WORK TO BE COMPLETED: A precise reproduction of every record below is needed, minus the pictures.

##### DATA FOR PROCESSING

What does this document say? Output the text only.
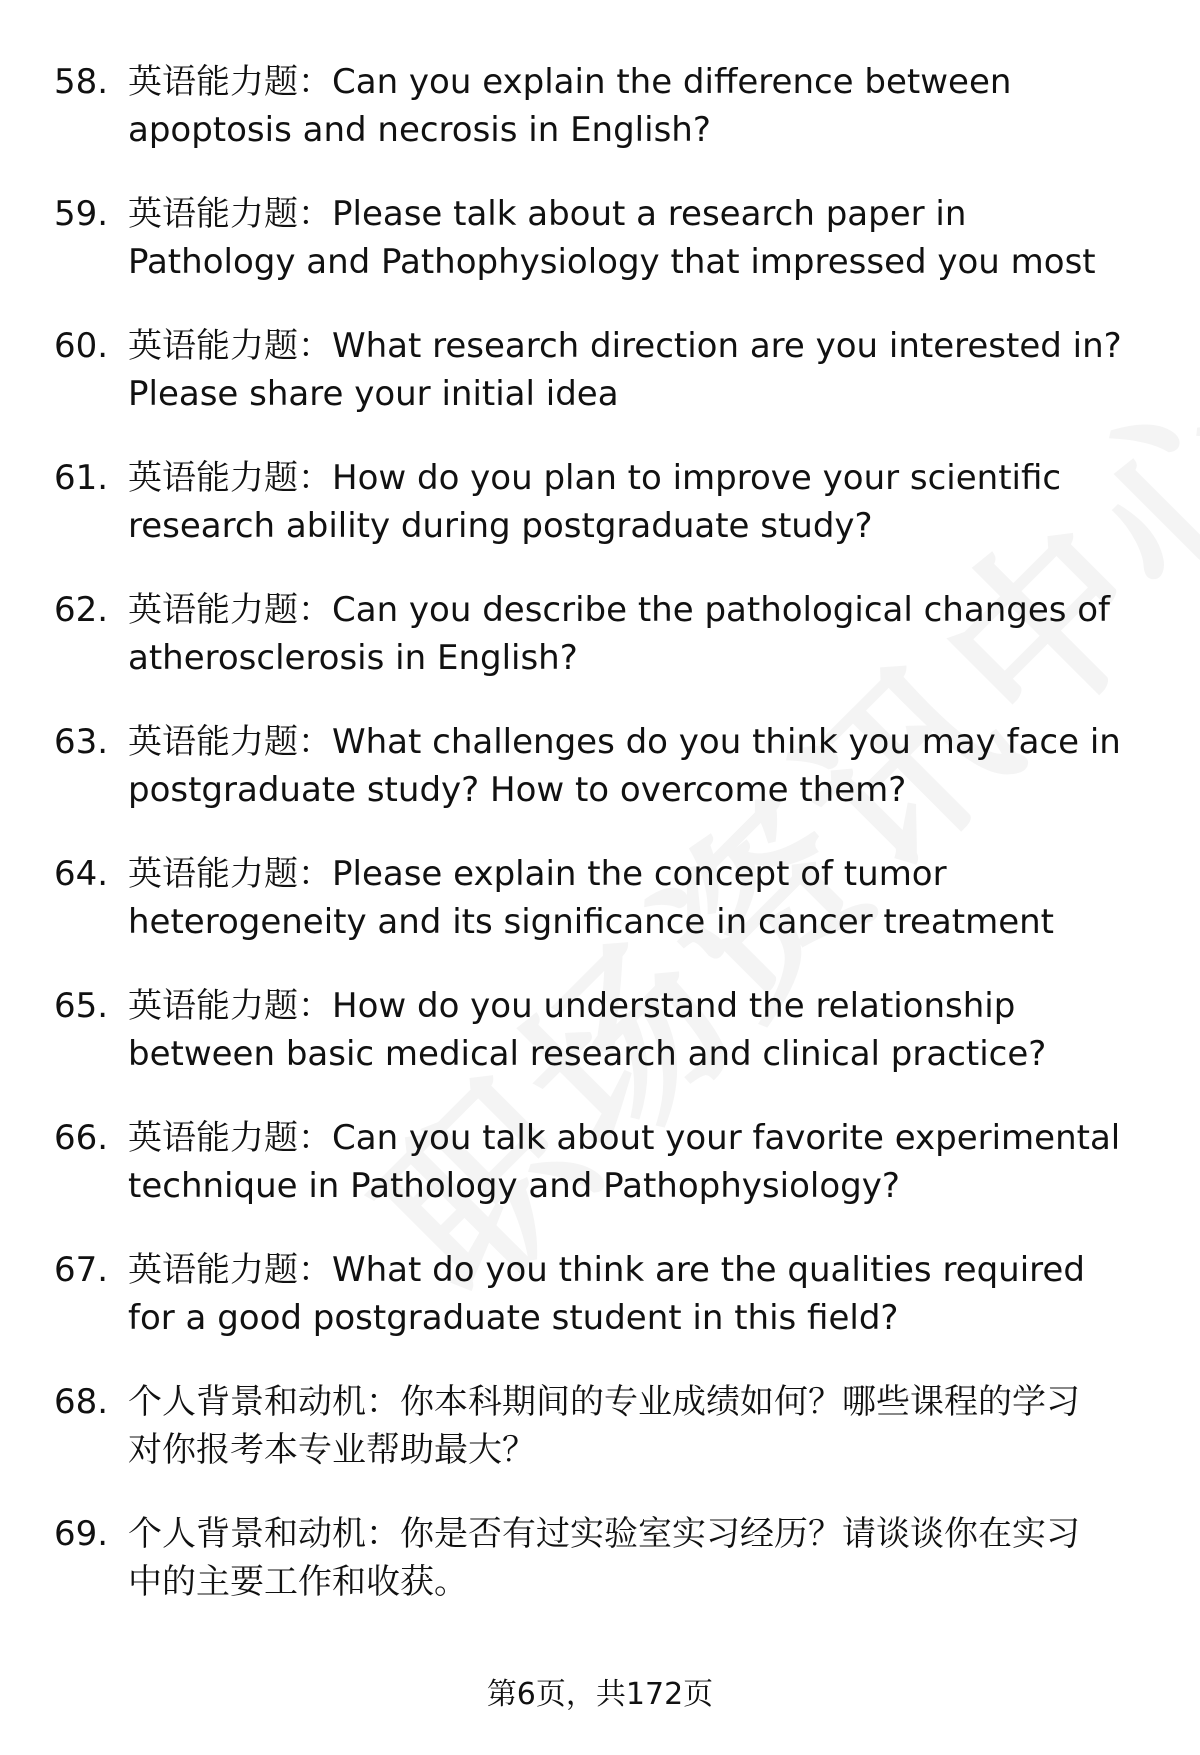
58. 英语能力题：Can you explain the difference between
apoptosis and necrosis in English?
59. 英语能力题：Please talk about a research paper in
Pathology and Pathophysiology that impressed you most
60. 英语能力题：What research direction are you interested in?
Please share your initial idea
61. 英语能力题：How do you plan to improve your scientific
research ability during postgraduate study?
62. 英语能力题：Can you describe the pathological changes of
atherosclerosis in English?
63. 英语能力题：What challenges do you think you may face in
postgraduate study? How to overcome them?
64. 英语能力题：Please explain the concept of tumor
heterogeneity and its significance in cancer treatment
65. 英语能力题：How do you understand the relationship
between basic medical research and clinical practice?
66. 英语能力题：Can you talk about your favorite experimental
technique in Pathology and Pathophysiology?
67. 英语能力题：What do you think are the qualities required
for a good postgraduate student in this field?
68. 个人背景和动机：你本科期间的专业成绩如何？哪些课程的学习
对你报考本专业帮助最大？
69. 个人背景和动机：你是否有过实验室实习经历？请谈谈你在实习
中的主要工作和收获。
第6页，共172页
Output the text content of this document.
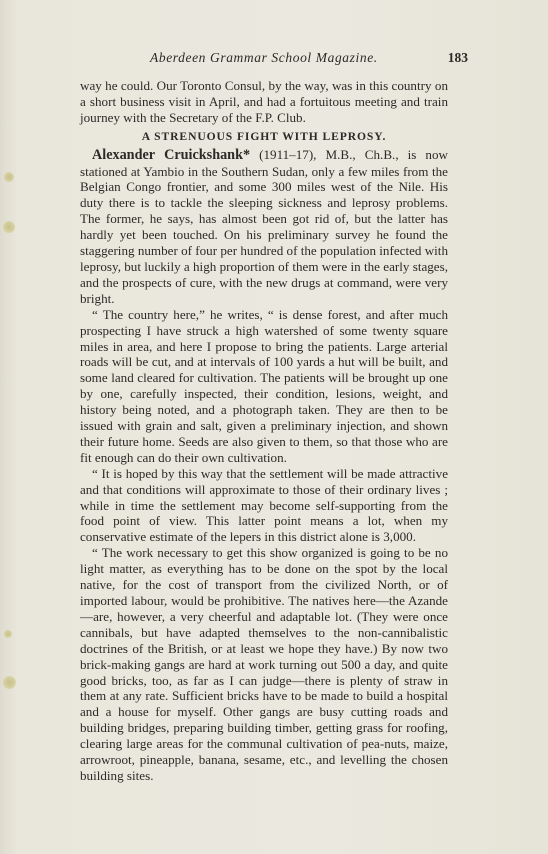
Aberdeen Grammar School Magazine.	183

way he could. Our Toronto Consul, by the way, was in this country on a short business visit in April, and had a fortuitous meeting and train journey with the Secretary of the F.P. Club.

A STRENUOUS FIGHT WITH LEPROSY.

Alexander Cruickshank* (1911–17), M.B., Ch.B., is now stationed at Yambio in the Southern Sudan, only a few miles from the Belgian Congo frontier, and some 300 miles west of the Nile. His duty there is to tackle the sleeping sickness and leprosy problems. The former, he says, has almost been got rid of, but the latter has hardly yet been touched. On his preliminary survey he found the staggering number of four per hundred of the population infected with leprosy, but luckily a high proportion of them were in the early stages, and the prospects of cure, with the new drugs at command, were very bright.

“ The country here,” he writes, “ is dense forest, and after much prospecting I have struck a high watershed of some twenty square miles in area, and here I propose to bring the patients. Large arterial roads will be cut, and at intervals of 100 yards a hut will be built, and some land cleared for cultivation. The patients will be brought up one by one, carefully inspected, their condition, lesions, weight, and history being noted, and a photograph taken. They are then to be issued with grain and salt, given a preliminary injection, and shown their future home. Seeds are also given to them, so that those who are fit enough can do their own cultivation.

“ It is hoped by this way that the settlement will be made attractive and that conditions will approximate to those of their ordinary lives ; while in time the settlement may become self-supporting from the food point of view. This latter point means a lot, when my conservative estimate of the lepers in this district alone is 3,000.

“ The work necessary to get this show organized is going to be no light matter, as everything has to be done on the spot by the local native, for the cost of transport from the civilized North, or of imported labour, would be prohibitive. The natives here—the Azande—are, however, a very cheerful and adaptable lot. (They were once cannibals, but have adapted themselves to the non-cannibalistic doctrines of the British, or at least we hope they have.) By now two brick-making gangs are hard at work turning out 500 a day, and quite good bricks, too, as far as I can judge—there is plenty of straw in them at any rate. Sufficient bricks have to be made to build a hospital and a house for myself. Other gangs are busy cutting roads and building bridges, preparing building timber, getting grass for roofing, clearing large areas for the communal cultivation of pea-nuts, maize, arrowroot, pineapple, banana, sesame, etc., and levelling the chosen building sites.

##########

SOLUTION BELOW:
What does this document say? Output the text only.
58. 英语能力题：Can you explain the difference between
apoptosis and necrosis in English?
59. 英语能力题：Please talk about a research paper in
Pathology and Pathophysiology that impressed you most
60. 英语能力题：What research direction are you interested in?
Please share your initial idea
61. 英语能力题：How do you plan to improve your scientific
research ability during postgraduate study?
62. 英语能力题：Can you describe the pathological changes of
atherosclerosis in English?
63. 英语能力题：What challenges do you think you may face in
postgraduate study? How to overcome them?
64. 英语能力题：Please explain the concept of tumor
heterogeneity and its significance in cancer treatment
65. 英语能力题：How do you understand the relationship
between basic medical research and clinical practice?
66. 英语能力题：Can you talk about your favorite experimental
technique in Pathology and Pathophysiology?
67. 英语能力题：What do you think are the qualities required
for a good postgraduate student in this field?
68. 个人背景和动机：你本科期间的专业成绩如何？哪些课程的学习
对你报考本专业帮助最大？
69. 个人背景和动机：你是否有过实验室实习经历？请谈谈你在实习
中的主要工作和收获。
第6页，共172页
Output the text content of this document.
Aberdeen Grammar School Magazine.	183

way he could. Our Toronto Consul, by the way, was in this country on a short business visit in April, and had a fortuitous meeting and train journey with the Secretary of the F.P. Club.

A STRENUOUS FIGHT WITH LEPROSY.

Alexander Cruickshank* (1911–17), M.B., Ch.B., is now stationed at Yambio in the Southern Sudan, only a few miles from the Belgian Congo frontier, and some 300 miles west of the Nile. His duty there is to tackle the sleeping sickness and leprosy problems. The former, he says, has almost been got rid of, but the latter has hardly yet been touched. On his preliminary survey he found the staggering number of four per hundred of the population infected with leprosy, but luckily a high proportion of them were in the early stages, and the prospects of cure, with the new drugs at command, were very bright.

“ The country here,” he writes, “ is dense forest, and after much prospecting I have struck a high watershed of some twenty square miles in area, and here I propose to bring the patients. Large arterial roads will be cut, and at intervals of 100 yards a hut will be built, and some land cleared for cultivation. The patients will be brought up one by one, carefully inspected, their condition, lesions, weight, and history being noted, and a photograph taken. They are then to be issued with grain and salt, given a preliminary injection, and shown their future home. Seeds are also given to them, so that those who are fit enough can do their own cultivation.

“ It is hoped by this way that the settlement will be made attractive and that conditions will approximate to those of their ordinary lives ; while in time the settlement may become self-supporting from the food point of view. This latter point means a lot, when my conservative estimate of the lepers in this district alone is 3,000.

“ The work necessary to get this show organized is going to be no light matter, as everything has to be done on the spot by the local native, for the cost of transport from the civilized North, or of imported labour, would be prohibitive. The natives here—the Azande—are, however, a very cheerful and adaptable lot. (They were once cannibals, but have adapted themselves to the non-cannibalistic doctrines of the British, or at least we hope they have.) By now two brick-making gangs are hard at work turning out 500 a day, and quite good bricks, too, as far as I can judge—there is plenty of straw in them at any rate. Sufficient bricks have to be made to build a hospital and a house for myself. Other gangs are busy cutting roads and building bridges, preparing building timber, getting grass for roofing, clearing large areas for the communal cultivation of pea-nuts, maize, arrowroot, pineapple, banana, sesame, etc., and levelling the chosen building sites.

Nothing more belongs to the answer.